*THE PROBLEM*:
Determine how many lines of the data below contain "выбросов", then give only that number.

*DATA IN THIS EXERCISE*:
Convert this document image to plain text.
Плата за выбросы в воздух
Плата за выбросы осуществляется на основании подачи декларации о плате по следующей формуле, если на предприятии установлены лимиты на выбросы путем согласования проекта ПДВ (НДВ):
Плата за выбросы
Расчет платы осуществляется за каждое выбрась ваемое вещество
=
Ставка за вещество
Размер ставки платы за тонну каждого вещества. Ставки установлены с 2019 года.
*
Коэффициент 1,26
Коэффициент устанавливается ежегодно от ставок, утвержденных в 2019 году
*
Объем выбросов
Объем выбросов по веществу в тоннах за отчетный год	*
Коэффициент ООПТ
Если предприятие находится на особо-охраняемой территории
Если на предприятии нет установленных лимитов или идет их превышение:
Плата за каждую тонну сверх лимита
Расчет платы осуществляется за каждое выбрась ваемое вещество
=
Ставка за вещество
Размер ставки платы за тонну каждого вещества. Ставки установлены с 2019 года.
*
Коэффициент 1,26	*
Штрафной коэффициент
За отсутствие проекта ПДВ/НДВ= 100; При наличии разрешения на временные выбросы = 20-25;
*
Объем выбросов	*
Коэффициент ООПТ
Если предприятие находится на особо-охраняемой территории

*RESPONSE TO THE TASK*:
3